(What the exercise asks) Find all the lines with "ylabel" and gather them.

====== Data provided ======

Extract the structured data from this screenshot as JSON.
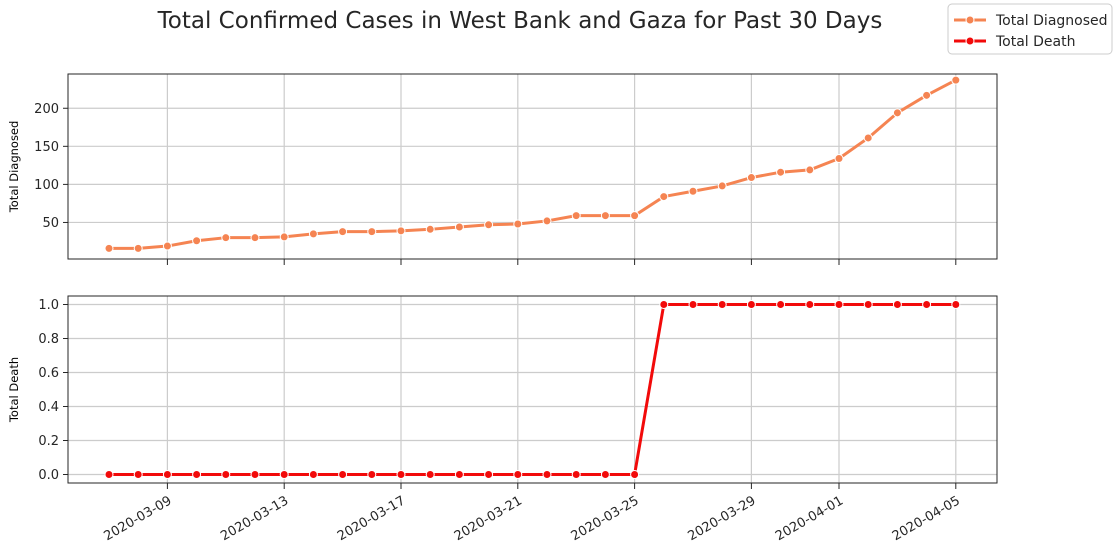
{
  "chart_data": {
    "type": "line",
    "title": "Total Confirmed Cases in West Bank and Gaza for Past 30 Days",
    "x": [
      "2020-03-07",
      "2020-03-08",
      "2020-03-09",
      "2020-03-10",
      "2020-03-11",
      "2020-03-12",
      "2020-03-13",
      "2020-03-14",
      "2020-03-15",
      "2020-03-16",
      "2020-03-17",
      "2020-03-18",
      "2020-03-19",
      "2020-03-20",
      "2020-03-21",
      "2020-03-22",
      "2020-03-23",
      "2020-03-24",
      "2020-03-25",
      "2020-03-26",
      "2020-03-27",
      "2020-03-28",
      "2020-03-29",
      "2020-03-30",
      "2020-03-31",
      "2020-04-01",
      "2020-04-02",
      "2020-04-03",
      "2020-04-04",
      "2020-04-05"
    ],
    "x_tick_labels": [
      "2020-03-09",
      "2020-03-13",
      "2020-03-17",
      "2020-03-21",
      "2020-03-25",
      "2020-03-29",
      "2020-04-01",
      "2020-04-05"
    ],
    "legend": {
      "placement": "top-right",
      "entries": [
        "Total Diagnosed",
        "Total Death"
      ]
    },
    "grid": true,
    "panels": [
      {
        "ylabel": "Total Diagnosed",
        "series": [
          {
            "name": "Total Diagnosed",
            "color": "#f58452",
            "values": [
              16,
              16,
              19,
              26,
              30,
              30,
              31,
              35,
              38,
              38,
              39,
              41,
              44,
              47,
              48,
              52,
              59,
              59,
              59,
              84,
              91,
              98,
              109,
              116,
              119,
              134,
              161,
              194,
              217,
              237
            ]
          }
        ],
        "ylim": [
          2,
          245
        ],
        "yticks": [
          50,
          100,
          150,
          200
        ],
        "ytick_labels": [
          "50",
          "100",
          "150",
          "200"
        ]
      },
      {
        "ylabel": "Total Death",
        "series": [
          {
            "name": "Total Death",
            "color": "#f20a0a",
            "values": [
              0,
              0,
              0,
              0,
              0,
              0,
              0,
              0,
              0,
              0,
              0,
              0,
              0,
              0,
              0,
              0,
              0,
              0,
              0,
              1,
              1,
              1,
              1,
              1,
              1,
              1,
              1,
              1,
              1,
              1
            ]
          }
        ],
        "ylim": [
          -0.05,
          1.05
        ],
        "yticks": [
          0,
          0.2,
          0.4,
          0.6,
          0.8,
          1.0
        ],
        "ytick_labels": [
          "0.0",
          "0.2",
          "0.4",
          "0.6",
          "0.8",
          "1.0"
        ]
      }
    ]
  }
}
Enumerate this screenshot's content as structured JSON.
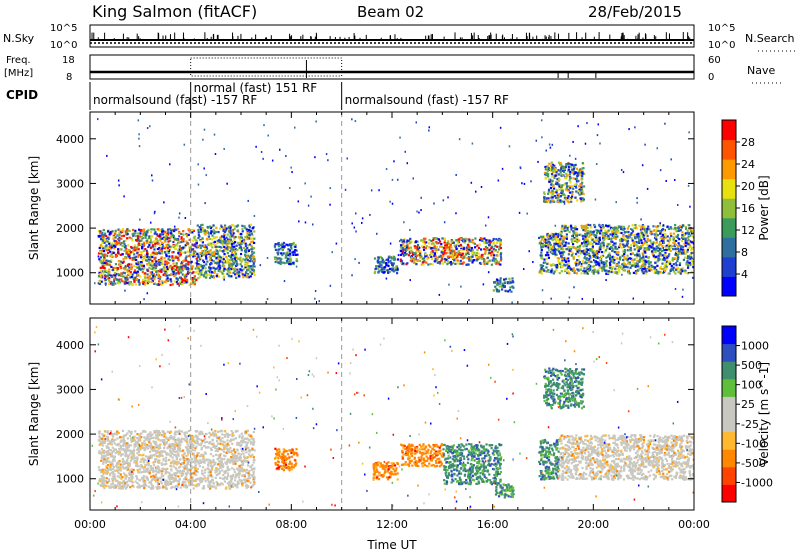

======

(Response for this exercise)
        "ylabel": "Total Diagnosed",
        "ylabel": "Total Death",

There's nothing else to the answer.